> _Written problem_: Your task is to repeat all of the material exactly.

-- START Input for this task --

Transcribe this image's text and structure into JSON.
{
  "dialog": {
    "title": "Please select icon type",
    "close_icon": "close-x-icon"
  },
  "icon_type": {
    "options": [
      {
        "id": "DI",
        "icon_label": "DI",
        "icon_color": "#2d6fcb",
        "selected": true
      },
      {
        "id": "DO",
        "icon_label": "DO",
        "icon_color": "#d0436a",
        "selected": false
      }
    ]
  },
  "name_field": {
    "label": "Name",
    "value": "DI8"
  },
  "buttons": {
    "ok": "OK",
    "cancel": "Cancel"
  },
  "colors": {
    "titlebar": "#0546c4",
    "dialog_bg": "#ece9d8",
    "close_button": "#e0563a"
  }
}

-- END Input for this task --

> _The answer_:
Transcribe this image's text and structure into JSON.
{
  "dialog": {
    "title": "Please select icon type",
    "close_icon": "close-x-icon"
  },
  "icon_type": {
    "options": [
      {
        "id": "DI",
        "icon_label": "DI",
        "icon_color": "#2d6fcb",
        "selected": true
      },
      {
        "id": "DO",
        "icon_label": "DO",
        "icon_color": "#d0436a",
        "selected": false
      }
    ]
  },
  "name_field": {
    "label": "Name",
    "value": "DI8"
  },
  "buttons": {
    "ok": "OK",
    "cancel": "Cancel"
  },
  "colors": {
    "titlebar": "#0546c4",
    "dialog_bg": "#ece9d8",
    "close_button": "#e0563a"
  }
}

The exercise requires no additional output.